* [THE RECORDS]
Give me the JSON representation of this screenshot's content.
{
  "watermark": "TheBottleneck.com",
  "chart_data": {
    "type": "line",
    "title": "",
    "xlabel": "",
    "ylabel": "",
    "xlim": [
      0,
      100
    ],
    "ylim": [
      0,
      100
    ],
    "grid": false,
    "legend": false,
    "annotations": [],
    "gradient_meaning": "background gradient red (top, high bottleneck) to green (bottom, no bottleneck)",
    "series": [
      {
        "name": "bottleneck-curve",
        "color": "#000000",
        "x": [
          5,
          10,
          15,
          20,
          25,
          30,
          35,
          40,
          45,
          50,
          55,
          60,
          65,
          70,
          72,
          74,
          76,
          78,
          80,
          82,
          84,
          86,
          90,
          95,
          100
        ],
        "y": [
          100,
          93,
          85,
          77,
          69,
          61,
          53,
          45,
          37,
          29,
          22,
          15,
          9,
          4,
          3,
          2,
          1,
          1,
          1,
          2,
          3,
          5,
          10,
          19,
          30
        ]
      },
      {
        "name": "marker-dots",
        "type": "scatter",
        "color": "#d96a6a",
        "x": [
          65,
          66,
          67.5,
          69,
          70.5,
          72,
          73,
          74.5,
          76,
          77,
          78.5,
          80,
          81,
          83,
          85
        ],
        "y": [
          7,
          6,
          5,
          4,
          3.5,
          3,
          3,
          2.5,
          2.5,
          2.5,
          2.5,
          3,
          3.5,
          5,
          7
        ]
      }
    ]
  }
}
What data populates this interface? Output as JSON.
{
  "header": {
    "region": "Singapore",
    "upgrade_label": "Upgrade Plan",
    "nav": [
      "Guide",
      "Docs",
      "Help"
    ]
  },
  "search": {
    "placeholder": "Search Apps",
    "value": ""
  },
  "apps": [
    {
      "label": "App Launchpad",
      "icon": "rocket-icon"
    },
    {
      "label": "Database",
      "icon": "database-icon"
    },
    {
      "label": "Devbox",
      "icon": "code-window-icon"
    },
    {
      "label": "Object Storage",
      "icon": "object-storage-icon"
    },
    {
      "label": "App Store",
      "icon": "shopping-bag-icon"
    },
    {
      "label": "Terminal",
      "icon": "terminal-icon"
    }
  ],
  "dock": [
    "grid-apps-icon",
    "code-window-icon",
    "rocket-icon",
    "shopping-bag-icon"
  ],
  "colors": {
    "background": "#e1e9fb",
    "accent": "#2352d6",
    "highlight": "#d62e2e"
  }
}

* [YOUR INSTRUCTIONS] Every line above needs to be retyped exactly.

* [ANSWER FOR THIS EXERCISE]
Give me the JSON representation of this screenshot's content.
{
  "watermark": "TheBottleneck.com",
  "chart_data": {
    "type": "line",
    "title": "",
    "xlabel": "",
    "ylabel": "",
    "xlim": [
      0,
      100
    ],
    "ylim": [
      0,
      100
    ],
    "grid": false,
    "legend": false,
    "annotations": [],
    "gradient_meaning": "background gradient red (top, high bottleneck) to green (bottom, no bottleneck)",
    "series": [
      {
        "name": "bottleneck-curve",
        "color": "#000000",
        "x": [
          5,
          10,
          15,
          20,
          25,
          30,
          35,
          40,
          45,
          50,
          55,
          60,
          65,
          70,
          72,
          74,
          76,
          78,
          80,
          82,
          84,
          86,
          90,
          95,
          100
        ],
        "y": [
          100,
          93,
          85,
          77,
          69,
          61,
          53,
          45,
          37,
          29,
          22,
          15,
          9,
          4,
          3,
          2,
          1,
          1,
          1,
          2,
          3,
          5,
          10,
          19,
          30
        ]
      },
      {
        "name": "marker-dots",
        "type": "scatter",
        "color": "#d96a6a",
        "x": [
          65,
          66,
          67.5,
          69,
          70.5,
          72,
          73,
          74.5,
          76,
          77,
          78.5,
          80,
          81,
          83,
          85
        ],
        "y": [
          7,
          6,
          5,
          4,
          3.5,
          3,
          3,
          2.5,
          2.5,
          2.5,
          2.5,
          3,
          3.5,
          5,
          7
        ]
      }
    ]
  }
}
What data populates this interface? Output as JSON.
{
  "header": {
    "region": "Singapore",
    "upgrade_label": "Upgrade Plan",
    "nav": [
      "Guide",
      "Docs",
      "Help"
    ]
  },
  "search": {
    "placeholder": "Search Apps",
    "value": ""
  },
  "apps": [
    {
      "label": "App Launchpad",
      "icon": "rocket-icon"
    },
    {
      "label": "Database",
      "icon": "database-icon"
    },
    {
      "label": "Devbox",
      "icon": "code-window-icon"
    },
    {
      "label": "Object Storage",
      "icon": "object-storage-icon"
    },
    {
      "label": "App Store",
      "icon": "shopping-bag-icon"
    },
    {
      "label": "Terminal",
      "icon": "terminal-icon"
    }
  ],
  "dock": [
    "grid-apps-icon",
    "code-window-icon",
    "rocket-icon",
    "shopping-bag-icon"
  ],
  "colors": {
    "background": "#e1e9fb",
    "accent": "#2352d6",
    "highlight": "#d62e2e"
  }
}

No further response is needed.